DOCUMENT TEXT:
= Beginning of Section =

Improvement of motor conduction velocity in hereditary neuropathy of LAMA2-CMD dy/dy mouse model by glatiramer acetate.

Objective: Glatiramer acetate (GA), an agent modulating the immune system, has been shown to cause significantly improved mobility and hind limb muscle strength in the dy/dy mouse model for LAMA2-congenital muscular dystrophy (LAMA2-CMD). In view of these findings and the prominent peripheral nervous system involvement in this laminin-α2 disorder we evaluated GA's effect on dy/dy motor nerve conduction electrophysiologically.

Methods: Left sciatic-tibial motor nerve conduction studies were performed on wild type (WT) mice (n = 10), control dy/dy mice (n = 11), and GA treated dy/dy mice (n = 10) at 18 weeks of age.

= End of Section =

Dataset excerpts
= Beginning of Section =

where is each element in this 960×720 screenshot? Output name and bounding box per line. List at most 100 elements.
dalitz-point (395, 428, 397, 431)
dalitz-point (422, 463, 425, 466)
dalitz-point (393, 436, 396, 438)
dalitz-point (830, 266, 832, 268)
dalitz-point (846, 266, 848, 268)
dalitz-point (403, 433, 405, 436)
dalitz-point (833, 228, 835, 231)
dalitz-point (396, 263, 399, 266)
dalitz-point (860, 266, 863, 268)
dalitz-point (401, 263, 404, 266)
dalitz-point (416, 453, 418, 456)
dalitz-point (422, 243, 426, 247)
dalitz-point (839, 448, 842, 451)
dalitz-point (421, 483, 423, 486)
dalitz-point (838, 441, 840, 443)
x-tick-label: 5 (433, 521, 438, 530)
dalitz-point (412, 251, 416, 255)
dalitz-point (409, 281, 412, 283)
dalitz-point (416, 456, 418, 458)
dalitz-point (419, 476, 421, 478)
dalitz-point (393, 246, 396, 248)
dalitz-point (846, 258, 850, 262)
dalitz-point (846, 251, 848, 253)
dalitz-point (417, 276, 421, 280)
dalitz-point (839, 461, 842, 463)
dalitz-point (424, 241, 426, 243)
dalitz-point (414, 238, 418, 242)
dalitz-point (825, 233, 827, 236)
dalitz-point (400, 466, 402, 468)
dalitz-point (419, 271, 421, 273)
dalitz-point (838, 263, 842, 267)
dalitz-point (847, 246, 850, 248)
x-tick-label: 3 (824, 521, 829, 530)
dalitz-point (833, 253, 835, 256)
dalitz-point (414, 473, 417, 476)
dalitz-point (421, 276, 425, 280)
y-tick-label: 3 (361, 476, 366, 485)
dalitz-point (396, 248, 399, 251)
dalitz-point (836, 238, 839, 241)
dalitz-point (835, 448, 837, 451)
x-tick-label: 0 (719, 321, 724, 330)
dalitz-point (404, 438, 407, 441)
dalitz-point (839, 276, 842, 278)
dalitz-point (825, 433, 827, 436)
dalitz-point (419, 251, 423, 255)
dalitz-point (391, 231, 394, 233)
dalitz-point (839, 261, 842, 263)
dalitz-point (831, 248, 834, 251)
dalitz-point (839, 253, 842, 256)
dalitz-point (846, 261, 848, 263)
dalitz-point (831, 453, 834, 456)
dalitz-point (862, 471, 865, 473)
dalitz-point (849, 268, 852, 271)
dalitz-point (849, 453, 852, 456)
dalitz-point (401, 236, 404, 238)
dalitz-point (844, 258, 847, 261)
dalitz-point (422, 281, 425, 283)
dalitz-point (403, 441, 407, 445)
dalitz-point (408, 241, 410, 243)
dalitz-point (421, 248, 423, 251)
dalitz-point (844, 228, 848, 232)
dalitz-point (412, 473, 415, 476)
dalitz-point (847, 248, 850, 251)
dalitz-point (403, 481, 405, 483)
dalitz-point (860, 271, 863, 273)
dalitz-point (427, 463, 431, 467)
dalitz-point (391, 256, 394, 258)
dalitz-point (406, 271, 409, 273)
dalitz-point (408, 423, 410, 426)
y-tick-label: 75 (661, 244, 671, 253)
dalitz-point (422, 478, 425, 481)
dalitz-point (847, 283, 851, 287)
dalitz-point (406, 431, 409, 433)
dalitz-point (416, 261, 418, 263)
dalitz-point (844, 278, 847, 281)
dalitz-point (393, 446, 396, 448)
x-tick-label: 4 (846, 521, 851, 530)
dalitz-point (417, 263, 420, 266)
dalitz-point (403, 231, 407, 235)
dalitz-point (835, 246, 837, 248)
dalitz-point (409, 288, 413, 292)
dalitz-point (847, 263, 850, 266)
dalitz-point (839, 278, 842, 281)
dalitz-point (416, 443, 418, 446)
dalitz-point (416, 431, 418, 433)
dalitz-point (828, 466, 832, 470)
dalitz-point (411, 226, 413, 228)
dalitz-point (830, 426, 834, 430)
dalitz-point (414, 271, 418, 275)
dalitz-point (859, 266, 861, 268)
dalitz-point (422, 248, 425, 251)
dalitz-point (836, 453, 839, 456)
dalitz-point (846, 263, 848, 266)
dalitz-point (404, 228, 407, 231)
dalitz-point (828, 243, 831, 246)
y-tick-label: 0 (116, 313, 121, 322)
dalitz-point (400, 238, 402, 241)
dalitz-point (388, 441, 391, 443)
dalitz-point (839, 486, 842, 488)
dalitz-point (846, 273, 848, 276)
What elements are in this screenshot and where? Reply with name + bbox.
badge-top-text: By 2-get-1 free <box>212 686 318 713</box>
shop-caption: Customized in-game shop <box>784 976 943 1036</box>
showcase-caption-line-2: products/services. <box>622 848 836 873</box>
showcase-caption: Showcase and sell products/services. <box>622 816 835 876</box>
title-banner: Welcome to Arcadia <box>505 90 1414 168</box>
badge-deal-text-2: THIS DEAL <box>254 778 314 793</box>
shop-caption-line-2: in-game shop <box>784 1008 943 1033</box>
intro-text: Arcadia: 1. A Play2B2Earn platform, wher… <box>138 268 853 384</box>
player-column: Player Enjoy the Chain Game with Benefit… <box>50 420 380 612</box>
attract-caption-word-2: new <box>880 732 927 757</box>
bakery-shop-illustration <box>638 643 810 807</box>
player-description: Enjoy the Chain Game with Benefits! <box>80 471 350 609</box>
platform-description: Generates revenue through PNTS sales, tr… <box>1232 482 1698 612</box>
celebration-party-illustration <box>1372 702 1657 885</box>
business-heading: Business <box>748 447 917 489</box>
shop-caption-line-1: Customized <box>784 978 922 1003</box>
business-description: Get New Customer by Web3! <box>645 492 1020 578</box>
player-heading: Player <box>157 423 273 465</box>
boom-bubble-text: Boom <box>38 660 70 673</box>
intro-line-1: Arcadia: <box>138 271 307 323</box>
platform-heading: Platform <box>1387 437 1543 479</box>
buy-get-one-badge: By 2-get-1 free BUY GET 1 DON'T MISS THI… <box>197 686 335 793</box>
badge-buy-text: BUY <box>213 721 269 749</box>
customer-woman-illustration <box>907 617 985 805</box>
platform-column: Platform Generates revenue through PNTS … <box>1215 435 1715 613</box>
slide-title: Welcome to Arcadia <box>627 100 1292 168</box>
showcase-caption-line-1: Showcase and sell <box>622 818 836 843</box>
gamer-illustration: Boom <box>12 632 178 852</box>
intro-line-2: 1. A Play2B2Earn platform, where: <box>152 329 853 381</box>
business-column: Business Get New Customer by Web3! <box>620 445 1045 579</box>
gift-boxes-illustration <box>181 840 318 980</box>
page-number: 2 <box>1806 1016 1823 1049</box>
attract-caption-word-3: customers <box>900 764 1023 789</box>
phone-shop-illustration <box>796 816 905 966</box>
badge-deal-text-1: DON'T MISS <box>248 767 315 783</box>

= End of Section =

COMPLETE THE FOLLOWING:
a) Write out the part of the glatiramer acetate study text that opens with the words containing "Improvement of motor" and closes with "18 weeks of age.".
b) Resume the glatiramer acetate study text from the point where it stops.
The lines are separate material, unrelated to the neuropathy study text.

WRITTEN RESPONSES:
a)
Improvement of motor conduction velocity in hereditary neuropathy of LAMA2-CMD dy/dy mouse model by glatiramer acetate.

Objective: Glatiramer acetate (GA), an agent modulating the immune system, has been shown to cause significantly improved mobility and hind limb muscle strength in the dy/dy mouse model for LAMA2-congenital muscular dystrophy (LAMA2-CMD). In view of these findings and the prominent peripheral nervous system involvement in this laminin-α2 disorder we evaluated GA's effect on dy/dy motor nerve conduction electrophysiologically.

Methods: Left sciatic-tibial motor nerve conduction studies were performed on wild type (WT) mice (n = 10), control dy/dy mice (n = 11), and GA treated dy/dy mice (n = 10) at 18 weeks of age.

b)
Results: Control dy/dy mice average velocities (34.49 ± 2.15 m/s) were significantly slower than WT (62.57 ± 2.23 m/s; p < 0.0005), confirming the clinical observation of hindlimb paresis in dy/dy mice attributed to peripheral neuropathy. GA treated dy/dy mice showed significantly improved average sciatic-tibial motor nerve conduction velocity versus control dy/dy (50.35 ± 2.9 m/s; p < 0.0005).

Conclusion: In this study we show for the first time improvement in motor nerve conduction velocity of LAMA2-CMD dy/dy mouse model's hereditary peripheral neuropathy following GA treatment.

Significance: This study suggests a possible therapeutic effect of glatiramer acetate on hereditary peripheral neuropathy in this laminin-α2 disorder.